◆ **GIVEN EXERCISE**: Go through the material below and copy each line where the word "Vehicle" appears.

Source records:
** START **

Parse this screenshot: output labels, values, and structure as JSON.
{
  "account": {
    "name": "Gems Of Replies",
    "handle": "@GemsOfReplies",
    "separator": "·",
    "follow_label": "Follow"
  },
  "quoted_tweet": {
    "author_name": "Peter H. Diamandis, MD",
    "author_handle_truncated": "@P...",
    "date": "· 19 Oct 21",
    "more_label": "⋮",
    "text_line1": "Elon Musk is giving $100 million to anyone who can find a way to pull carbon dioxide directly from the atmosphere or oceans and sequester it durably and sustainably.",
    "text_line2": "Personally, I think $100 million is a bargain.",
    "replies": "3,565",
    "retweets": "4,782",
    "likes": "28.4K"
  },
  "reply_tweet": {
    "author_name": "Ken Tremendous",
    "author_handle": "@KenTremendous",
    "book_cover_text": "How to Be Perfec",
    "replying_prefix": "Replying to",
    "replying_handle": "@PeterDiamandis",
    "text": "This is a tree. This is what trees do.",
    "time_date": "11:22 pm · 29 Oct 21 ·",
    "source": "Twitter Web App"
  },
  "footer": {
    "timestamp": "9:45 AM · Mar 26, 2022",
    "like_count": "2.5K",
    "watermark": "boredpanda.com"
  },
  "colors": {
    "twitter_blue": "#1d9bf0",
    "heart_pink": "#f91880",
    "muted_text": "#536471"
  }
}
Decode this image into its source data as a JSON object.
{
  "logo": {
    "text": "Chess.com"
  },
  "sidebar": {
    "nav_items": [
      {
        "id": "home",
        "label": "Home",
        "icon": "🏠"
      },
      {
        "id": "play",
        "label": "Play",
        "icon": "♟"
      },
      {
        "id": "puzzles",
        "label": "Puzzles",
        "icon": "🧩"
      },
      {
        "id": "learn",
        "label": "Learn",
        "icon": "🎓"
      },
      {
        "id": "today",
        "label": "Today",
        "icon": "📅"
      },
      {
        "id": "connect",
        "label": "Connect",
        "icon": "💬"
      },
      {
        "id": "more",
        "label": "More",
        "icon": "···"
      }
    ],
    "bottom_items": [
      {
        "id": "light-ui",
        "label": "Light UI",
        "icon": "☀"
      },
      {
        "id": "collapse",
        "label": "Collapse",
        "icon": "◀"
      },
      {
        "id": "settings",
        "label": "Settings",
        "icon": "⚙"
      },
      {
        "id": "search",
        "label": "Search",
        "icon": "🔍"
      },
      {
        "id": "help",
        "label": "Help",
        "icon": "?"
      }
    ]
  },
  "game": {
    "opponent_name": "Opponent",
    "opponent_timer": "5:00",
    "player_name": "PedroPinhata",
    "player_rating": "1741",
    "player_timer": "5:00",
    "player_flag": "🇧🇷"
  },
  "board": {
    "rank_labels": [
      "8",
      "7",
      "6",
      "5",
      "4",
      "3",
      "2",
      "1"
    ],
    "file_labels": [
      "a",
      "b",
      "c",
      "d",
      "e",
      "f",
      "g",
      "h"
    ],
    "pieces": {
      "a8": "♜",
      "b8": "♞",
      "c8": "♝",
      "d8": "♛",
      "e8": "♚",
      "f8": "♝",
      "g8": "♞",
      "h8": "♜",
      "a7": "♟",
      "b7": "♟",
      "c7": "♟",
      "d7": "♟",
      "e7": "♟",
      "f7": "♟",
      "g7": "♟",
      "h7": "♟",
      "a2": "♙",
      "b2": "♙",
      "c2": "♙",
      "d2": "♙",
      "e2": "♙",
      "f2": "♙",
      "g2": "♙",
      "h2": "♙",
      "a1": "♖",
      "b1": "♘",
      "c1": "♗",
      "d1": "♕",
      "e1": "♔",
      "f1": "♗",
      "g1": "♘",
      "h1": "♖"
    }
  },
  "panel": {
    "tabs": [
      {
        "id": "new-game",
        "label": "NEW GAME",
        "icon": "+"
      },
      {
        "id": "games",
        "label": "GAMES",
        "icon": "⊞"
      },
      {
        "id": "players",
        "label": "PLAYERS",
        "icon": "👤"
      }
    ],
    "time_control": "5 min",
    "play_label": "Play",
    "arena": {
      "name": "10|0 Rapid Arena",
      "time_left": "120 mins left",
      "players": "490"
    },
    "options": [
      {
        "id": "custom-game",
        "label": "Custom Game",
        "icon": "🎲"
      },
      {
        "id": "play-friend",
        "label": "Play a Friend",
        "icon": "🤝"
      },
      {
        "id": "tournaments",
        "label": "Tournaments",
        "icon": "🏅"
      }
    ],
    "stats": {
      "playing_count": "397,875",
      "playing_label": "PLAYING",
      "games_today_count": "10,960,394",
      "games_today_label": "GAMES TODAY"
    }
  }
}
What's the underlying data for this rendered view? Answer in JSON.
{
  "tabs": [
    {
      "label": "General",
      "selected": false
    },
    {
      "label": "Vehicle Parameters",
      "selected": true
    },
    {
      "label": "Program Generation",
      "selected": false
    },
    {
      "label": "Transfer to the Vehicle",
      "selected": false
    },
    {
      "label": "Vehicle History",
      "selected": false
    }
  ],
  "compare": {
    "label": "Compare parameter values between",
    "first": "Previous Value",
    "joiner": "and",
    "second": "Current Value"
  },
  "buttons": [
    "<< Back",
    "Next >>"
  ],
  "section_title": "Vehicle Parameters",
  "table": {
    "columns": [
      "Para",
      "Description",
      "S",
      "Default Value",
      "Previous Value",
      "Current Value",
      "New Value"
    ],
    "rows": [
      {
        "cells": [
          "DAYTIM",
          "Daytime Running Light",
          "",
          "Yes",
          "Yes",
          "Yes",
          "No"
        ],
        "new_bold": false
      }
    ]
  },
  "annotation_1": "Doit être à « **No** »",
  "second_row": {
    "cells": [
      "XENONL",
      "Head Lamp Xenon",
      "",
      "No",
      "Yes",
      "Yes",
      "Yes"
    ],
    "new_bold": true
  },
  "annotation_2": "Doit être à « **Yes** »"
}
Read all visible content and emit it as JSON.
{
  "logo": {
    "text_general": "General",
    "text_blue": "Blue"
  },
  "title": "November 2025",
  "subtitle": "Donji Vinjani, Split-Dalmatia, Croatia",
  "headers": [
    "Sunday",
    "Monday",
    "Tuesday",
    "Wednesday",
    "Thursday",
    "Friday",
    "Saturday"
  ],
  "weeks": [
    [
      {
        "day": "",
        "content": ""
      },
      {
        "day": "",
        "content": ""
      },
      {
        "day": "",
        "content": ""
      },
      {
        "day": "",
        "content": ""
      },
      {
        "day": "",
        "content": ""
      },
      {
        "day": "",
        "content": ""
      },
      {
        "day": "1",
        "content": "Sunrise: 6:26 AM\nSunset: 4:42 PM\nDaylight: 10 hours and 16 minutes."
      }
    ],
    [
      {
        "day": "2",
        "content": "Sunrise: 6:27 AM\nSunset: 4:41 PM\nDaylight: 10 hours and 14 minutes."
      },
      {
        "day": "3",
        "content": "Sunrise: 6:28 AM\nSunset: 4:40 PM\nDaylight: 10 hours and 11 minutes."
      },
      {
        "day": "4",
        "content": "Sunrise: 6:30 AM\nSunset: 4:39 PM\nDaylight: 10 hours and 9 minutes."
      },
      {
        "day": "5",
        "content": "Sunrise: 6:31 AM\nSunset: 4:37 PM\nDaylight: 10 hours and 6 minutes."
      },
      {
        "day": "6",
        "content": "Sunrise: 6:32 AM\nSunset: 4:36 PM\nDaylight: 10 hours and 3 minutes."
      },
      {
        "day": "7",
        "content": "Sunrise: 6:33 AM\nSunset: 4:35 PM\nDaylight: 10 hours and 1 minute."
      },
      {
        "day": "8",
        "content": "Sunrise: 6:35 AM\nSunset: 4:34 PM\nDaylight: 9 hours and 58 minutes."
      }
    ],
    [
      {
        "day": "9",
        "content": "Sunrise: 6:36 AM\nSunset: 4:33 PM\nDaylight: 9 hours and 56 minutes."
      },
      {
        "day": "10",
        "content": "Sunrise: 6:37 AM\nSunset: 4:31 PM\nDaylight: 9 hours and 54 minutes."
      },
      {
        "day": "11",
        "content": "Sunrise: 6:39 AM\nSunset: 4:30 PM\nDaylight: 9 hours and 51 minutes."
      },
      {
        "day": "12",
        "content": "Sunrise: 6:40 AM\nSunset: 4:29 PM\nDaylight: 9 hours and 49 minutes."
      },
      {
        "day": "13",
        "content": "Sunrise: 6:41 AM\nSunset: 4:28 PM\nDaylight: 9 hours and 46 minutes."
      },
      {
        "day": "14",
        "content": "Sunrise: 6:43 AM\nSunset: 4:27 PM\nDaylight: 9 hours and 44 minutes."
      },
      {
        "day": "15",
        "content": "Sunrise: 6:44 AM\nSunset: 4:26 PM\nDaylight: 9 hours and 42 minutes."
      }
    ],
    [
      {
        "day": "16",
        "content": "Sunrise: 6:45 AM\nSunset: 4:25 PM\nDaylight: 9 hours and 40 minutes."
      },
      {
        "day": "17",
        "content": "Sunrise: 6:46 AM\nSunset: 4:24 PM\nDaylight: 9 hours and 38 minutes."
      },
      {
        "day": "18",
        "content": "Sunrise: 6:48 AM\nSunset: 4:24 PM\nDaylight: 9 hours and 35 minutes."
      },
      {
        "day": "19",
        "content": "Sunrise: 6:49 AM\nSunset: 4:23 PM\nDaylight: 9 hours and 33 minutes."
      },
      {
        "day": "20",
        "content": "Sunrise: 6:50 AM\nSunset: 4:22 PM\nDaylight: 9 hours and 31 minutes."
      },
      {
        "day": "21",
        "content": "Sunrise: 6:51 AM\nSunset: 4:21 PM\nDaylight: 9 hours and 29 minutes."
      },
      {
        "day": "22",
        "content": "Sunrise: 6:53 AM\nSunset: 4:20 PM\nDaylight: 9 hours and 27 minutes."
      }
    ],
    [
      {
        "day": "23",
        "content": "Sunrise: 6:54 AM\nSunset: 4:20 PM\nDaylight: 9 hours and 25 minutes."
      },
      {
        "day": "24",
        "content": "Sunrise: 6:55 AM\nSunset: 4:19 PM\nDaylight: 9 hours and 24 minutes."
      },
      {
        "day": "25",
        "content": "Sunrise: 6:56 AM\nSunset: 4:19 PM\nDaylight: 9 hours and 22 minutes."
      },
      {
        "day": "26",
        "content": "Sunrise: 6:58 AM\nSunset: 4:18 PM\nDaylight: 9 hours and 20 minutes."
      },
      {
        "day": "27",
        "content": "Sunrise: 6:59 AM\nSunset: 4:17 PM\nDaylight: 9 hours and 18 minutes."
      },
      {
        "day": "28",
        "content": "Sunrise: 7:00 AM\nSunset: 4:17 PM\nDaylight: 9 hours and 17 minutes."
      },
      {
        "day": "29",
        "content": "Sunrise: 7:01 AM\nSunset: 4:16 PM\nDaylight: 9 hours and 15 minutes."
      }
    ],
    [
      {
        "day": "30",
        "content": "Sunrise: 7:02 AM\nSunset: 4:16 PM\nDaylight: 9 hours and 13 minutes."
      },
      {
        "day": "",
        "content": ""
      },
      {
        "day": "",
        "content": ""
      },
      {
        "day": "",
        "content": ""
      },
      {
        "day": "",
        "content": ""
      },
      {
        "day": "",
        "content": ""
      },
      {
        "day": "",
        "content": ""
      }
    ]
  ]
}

** END **

◆ **RESULT FOR THIS EXERCISE**:
      "label": "Vehicle Parameters",
      "label": "Transfer to the Vehicle",
      "label": "Vehicle History",
  "section_title": "Vehicle Parameters",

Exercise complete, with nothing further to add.